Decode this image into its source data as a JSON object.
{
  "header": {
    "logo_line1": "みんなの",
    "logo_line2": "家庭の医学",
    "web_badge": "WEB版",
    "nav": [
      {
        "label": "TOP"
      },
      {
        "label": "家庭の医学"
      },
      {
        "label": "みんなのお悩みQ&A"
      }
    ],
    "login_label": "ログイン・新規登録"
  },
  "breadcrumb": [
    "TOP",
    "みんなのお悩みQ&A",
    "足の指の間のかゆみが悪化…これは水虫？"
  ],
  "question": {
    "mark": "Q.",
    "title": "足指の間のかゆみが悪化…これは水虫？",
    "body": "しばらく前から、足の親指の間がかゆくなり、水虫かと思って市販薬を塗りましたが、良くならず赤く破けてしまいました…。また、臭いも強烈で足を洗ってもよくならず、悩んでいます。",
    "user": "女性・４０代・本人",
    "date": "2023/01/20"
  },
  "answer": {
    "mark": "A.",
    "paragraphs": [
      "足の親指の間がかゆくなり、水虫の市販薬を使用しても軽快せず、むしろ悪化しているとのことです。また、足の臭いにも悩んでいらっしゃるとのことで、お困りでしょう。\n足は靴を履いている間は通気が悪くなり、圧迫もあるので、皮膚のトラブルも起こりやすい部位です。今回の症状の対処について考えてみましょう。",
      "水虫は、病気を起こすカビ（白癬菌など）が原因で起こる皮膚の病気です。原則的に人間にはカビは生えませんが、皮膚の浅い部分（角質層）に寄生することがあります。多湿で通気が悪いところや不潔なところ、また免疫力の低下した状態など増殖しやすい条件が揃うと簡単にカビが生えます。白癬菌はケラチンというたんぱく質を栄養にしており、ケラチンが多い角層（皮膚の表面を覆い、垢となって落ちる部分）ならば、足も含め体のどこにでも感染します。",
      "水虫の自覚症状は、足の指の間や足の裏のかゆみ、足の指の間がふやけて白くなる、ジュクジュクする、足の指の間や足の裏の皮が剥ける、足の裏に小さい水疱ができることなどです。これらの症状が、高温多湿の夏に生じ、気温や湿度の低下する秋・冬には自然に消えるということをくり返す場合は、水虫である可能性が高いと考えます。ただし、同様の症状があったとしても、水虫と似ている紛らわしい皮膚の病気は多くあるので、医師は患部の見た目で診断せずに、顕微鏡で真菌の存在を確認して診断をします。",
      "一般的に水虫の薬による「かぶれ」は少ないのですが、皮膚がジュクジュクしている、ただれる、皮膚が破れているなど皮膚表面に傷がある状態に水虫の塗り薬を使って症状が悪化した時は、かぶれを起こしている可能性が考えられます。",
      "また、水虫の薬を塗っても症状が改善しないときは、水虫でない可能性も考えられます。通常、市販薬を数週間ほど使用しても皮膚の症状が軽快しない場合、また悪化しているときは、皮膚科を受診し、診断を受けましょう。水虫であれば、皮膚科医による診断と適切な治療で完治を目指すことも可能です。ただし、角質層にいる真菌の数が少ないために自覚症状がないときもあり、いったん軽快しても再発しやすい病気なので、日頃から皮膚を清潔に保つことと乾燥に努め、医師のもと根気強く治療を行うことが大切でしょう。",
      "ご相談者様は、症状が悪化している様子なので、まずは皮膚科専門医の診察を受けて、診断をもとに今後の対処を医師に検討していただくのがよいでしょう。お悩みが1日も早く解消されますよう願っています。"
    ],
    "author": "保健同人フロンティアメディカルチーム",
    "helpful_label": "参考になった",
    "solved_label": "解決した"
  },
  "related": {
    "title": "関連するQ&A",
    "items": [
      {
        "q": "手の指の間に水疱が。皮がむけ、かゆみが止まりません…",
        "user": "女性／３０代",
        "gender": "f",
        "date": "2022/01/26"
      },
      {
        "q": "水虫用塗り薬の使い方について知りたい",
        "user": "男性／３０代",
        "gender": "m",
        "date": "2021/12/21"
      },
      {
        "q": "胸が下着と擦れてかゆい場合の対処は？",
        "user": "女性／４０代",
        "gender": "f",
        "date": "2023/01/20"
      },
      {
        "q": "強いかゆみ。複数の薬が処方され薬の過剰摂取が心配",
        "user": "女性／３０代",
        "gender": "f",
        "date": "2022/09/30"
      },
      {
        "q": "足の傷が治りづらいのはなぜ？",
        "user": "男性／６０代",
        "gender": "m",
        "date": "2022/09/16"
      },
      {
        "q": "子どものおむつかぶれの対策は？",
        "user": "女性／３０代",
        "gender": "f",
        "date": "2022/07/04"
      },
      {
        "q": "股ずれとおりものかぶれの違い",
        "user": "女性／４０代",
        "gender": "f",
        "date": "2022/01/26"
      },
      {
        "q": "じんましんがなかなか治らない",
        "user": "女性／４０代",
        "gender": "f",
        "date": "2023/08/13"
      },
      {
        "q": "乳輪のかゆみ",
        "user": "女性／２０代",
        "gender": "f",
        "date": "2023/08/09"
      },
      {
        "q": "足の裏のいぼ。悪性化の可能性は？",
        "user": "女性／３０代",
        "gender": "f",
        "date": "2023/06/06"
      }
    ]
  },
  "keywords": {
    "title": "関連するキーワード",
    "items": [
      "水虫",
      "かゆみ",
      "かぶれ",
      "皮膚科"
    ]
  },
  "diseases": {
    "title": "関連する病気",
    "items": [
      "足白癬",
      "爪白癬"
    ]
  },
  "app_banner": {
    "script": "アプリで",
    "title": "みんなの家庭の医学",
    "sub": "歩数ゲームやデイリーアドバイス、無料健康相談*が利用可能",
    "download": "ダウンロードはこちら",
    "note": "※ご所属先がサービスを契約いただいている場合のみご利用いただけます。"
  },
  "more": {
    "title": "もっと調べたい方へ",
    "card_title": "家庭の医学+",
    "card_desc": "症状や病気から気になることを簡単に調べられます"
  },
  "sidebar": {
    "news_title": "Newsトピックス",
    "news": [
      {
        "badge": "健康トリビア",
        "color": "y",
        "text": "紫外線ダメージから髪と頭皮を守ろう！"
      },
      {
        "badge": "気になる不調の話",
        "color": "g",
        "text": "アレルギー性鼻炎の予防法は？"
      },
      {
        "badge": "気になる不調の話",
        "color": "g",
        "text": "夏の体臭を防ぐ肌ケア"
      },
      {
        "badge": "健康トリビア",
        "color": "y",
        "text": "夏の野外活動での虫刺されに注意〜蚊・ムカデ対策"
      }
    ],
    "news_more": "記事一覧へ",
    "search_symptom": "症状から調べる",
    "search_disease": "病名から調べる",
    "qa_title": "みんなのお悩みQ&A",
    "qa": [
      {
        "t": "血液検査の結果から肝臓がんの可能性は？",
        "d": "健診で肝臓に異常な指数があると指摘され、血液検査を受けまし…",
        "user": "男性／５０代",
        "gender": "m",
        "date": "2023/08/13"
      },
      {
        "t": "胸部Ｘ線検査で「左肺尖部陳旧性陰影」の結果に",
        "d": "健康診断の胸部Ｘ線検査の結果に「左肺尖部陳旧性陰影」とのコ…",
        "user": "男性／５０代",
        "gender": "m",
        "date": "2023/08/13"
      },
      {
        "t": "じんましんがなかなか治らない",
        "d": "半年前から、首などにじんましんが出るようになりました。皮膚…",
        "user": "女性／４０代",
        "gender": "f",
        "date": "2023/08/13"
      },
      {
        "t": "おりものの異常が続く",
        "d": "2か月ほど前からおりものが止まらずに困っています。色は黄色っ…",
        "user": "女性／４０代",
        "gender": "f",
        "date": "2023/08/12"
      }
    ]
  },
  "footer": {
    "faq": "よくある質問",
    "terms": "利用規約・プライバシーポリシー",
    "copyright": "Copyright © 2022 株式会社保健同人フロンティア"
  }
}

# # #

◆ **WHAT YOU ARE ASKED TO DO**
Take the listing above and set it down exactly.

◆ **RESULT FOR THIS EXERCISE**
Decode this image into its source data as a JSON object.
{
  "header": {
    "logo_line1": "みんなの",
    "logo_line2": "家庭の医学",
    "web_badge": "WEB版",
    "nav": [
      {
        "label": "TOP"
      },
      {
        "label": "家庭の医学"
      },
      {
        "label": "みんなのお悩みQ&A"
      }
    ],
    "login_label": "ログイン・新規登録"
  },
  "breadcrumb": [
    "TOP",
    "みんなのお悩みQ&A",
    "足の指の間のかゆみが悪化…これは水虫？"
  ],
  "question": {
    "mark": "Q.",
    "title": "足指の間のかゆみが悪化…これは水虫？",
    "body": "しばらく前から、足の親指の間がかゆくなり、水虫かと思って市販薬を塗りましたが、良くならず赤く破けてしまいました…。また、臭いも強烈で足を洗ってもよくならず、悩んでいます。",
    "user": "女性・４０代・本人",
    "date": "2023/01/20"
  },
  "answer": {
    "mark": "A.",
    "paragraphs": [
      "足の親指の間がかゆくなり、水虫の市販薬を使用しても軽快せず、むしろ悪化しているとのことです。また、足の臭いにも悩んでいらっしゃるとのことで、お困りでしょう。\n足は靴を履いている間は通気が悪くなり、圧迫もあるので、皮膚のトラブルも起こりやすい部位です。今回の症状の対処について考えてみましょう。",
      "水虫は、病気を起こすカビ（白癬菌など）が原因で起こる皮膚の病気です。原則的に人間にはカビは生えませんが、皮膚の浅い部分（角質層）に寄生することがあります。多湿で通気が悪いところや不潔なところ、また免疫力の低下した状態など増殖しやすい条件が揃うと簡単にカビが生えます。白癬菌はケラチンというたんぱく質を栄養にしており、ケラチンが多い角層（皮膚の表面を覆い、垢となって落ちる部分）ならば、足も含め体のどこにでも感染します。",
      "水虫の自覚症状は、足の指の間や足の裏のかゆみ、足の指の間がふやけて白くなる、ジュクジュクする、足の指の間や足の裏の皮が剥ける、足の裏に小さい水疱ができることなどです。これらの症状が、高温多湿の夏に生じ、気温や湿度の低下する秋・冬には自然に消えるということをくり返す場合は、水虫である可能性が高いと考えます。ただし、同様の症状があったとしても、水虫と似ている紛らわしい皮膚の病気は多くあるので、医師は患部の見た目で診断せずに、顕微鏡で真菌の存在を確認して診断をします。",
      "一般的に水虫の薬による「かぶれ」は少ないのですが、皮膚がジュクジュクしている、ただれる、皮膚が破れているなど皮膚表面に傷がある状態に水虫の塗り薬を使って症状が悪化した時は、かぶれを起こしている可能性が考えられます。",
      "また、水虫の薬を塗っても症状が改善しないときは、水虫でない可能性も考えられます。通常、市販薬を数週間ほど使用しても皮膚の症状が軽快しない場合、また悪化しているときは、皮膚科を受診し、診断を受けましょう。水虫であれば、皮膚科医による診断と適切な治療で完治を目指すことも可能です。ただし、角質層にいる真菌の数が少ないために自覚症状がないときもあり、いったん軽快しても再発しやすい病気なので、日頃から皮膚を清潔に保つことと乾燥に努め、医師のもと根気強く治療を行うことが大切でしょう。",
      "ご相談者様は、症状が悪化している様子なので、まずは皮膚科専門医の診察を受けて、診断をもとに今後の対処を医師に検討していただくのがよいでしょう。お悩みが1日も早く解消されますよう願っています。"
    ],
    "author": "保健同人フロンティアメディカルチーム",
    "helpful_label": "参考になった",
    "solved_label": "解決した"
  },
  "related": {
    "title": "関連するQ&A",
    "items": [
      {
        "q": "手の指の間に水疱が。皮がむけ、かゆみが止まりません…",
        "user": "女性／３０代",
        "gender": "f",
        "date": "2022/01/26"
      },
      {
        "q": "水虫用塗り薬の使い方について知りたい",
        "user": "男性／３０代",
        "gender": "m",
        "date": "2021/12/21"
      },
      {
        "q": "胸が下着と擦れてかゆい場合の対処は？",
        "user": "女性／４０代",
        "gender": "f",
        "date": "2023/01/20"
      },
      {
        "q": "強いかゆみ。複数の薬が処方され薬の過剰摂取が心配",
        "user": "女性／３０代",
        "gender": "f",
        "date": "2022/09/30"
      },
      {
        "q": "足の傷が治りづらいのはなぜ？",
        "user": "男性／６０代",
        "gender": "m",
        "date": "2022/09/16"
      },
      {
        "q": "子どものおむつかぶれの対策は？",
        "user": "女性／３０代",
        "gender": "f",
        "date": "2022/07/04"
      },
      {
        "q": "股ずれとおりものかぶれの違い",
        "user": "女性／４０代",
        "gender": "f",
        "date": "2022/01/26"
      },
      {
        "q": "じんましんがなかなか治らない",
        "user": "女性／４０代",
        "gender": "f",
        "date": "2023/08/13"
      },
      {
        "q": "乳輪のかゆみ",
        "user": "女性／２０代",
        "gender": "f",
        "date": "2023/08/09"
      },
      {
        "q": "足の裏のいぼ。悪性化の可能性は？",
        "user": "女性／３０代",
        "gender": "f",
        "date": "2023/06/06"
      }
    ]
  },
  "keywords": {
    "title": "関連するキーワード",
    "items": [
      "水虫",
      "かゆみ",
      "かぶれ",
      "皮膚科"
    ]
  },
  "diseases": {
    "title": "関連する病気",
    "items": [
      "足白癬",
      "爪白癬"
    ]
  },
  "app_banner": {
    "script": "アプリで",
    "title": "みんなの家庭の医学",
    "sub": "歩数ゲームやデイリーアドバイス、無料健康相談*が利用可能",
    "download": "ダウンロードはこちら",
    "note": "※ご所属先がサービスを契約いただいている場合のみご利用いただけます。"
  },
  "more": {
    "title": "もっと調べたい方へ",
    "card_title": "家庭の医学+",
    "card_desc": "症状や病気から気になることを簡単に調べられます"
  },
  "sidebar": {
    "news_title": "Newsトピックス",
    "news": [
      {
        "badge": "健康トリビア",
        "color": "y",
        "text": "紫外線ダメージから髪と頭皮を守ろう！"
      },
      {
        "badge": "気になる不調の話",
        "color": "g",
        "text": "アレルギー性鼻炎の予防法は？"
      },
      {
        "badge": "気になる不調の話",
        "color": "g",
        "text": "夏の体臭を防ぐ肌ケア"
      },
      {
        "badge": "健康トリビア",
        "color": "y",
        "text": "夏の野外活動での虫刺されに注意〜蚊・ムカデ対策"
      }
    ],
    "news_more": "記事一覧へ",
    "search_symptom": "症状から調べる",
    "search_disease": "病名から調べる",
    "qa_title": "みんなのお悩みQ&A",
    "qa": [
      {
        "t": "血液検査の結果から肝臓がんの可能性は？",
        "d": "健診で肝臓に異常な指数があると指摘され、血液検査を受けまし…",
        "user": "男性／５０代",
        "gender": "m",
        "date": "2023/08/13"
      },
      {
        "t": "胸部Ｘ線検査で「左肺尖部陳旧性陰影」の結果に",
        "d": "健康診断の胸部Ｘ線検査の結果に「左肺尖部陳旧性陰影」とのコ…",
        "user": "男性／５０代",
        "gender": "m",
        "date": "2023/08/13"
      },
      {
        "t": "じんましんがなかなか治らない",
        "d": "半年前から、首などにじんましんが出るようになりました。皮膚…",
        "user": "女性／４０代",
        "gender": "f",
        "date": "2023/08/13"
      },
      {
        "t": "おりものの異常が続く",
        "d": "2か月ほど前からおりものが止まらずに困っています。色は黄色っ…",
        "user": "女性／４０代",
        "gender": "f",
        "date": "2023/08/12"
      }
    ]
  },
  "footer": {
    "faq": "よくある質問",
    "terms": "利用規約・プライバシーポリシー",
    "copyright": "Copyright © 2022 株式会社保健同人フロンティア"
  }
}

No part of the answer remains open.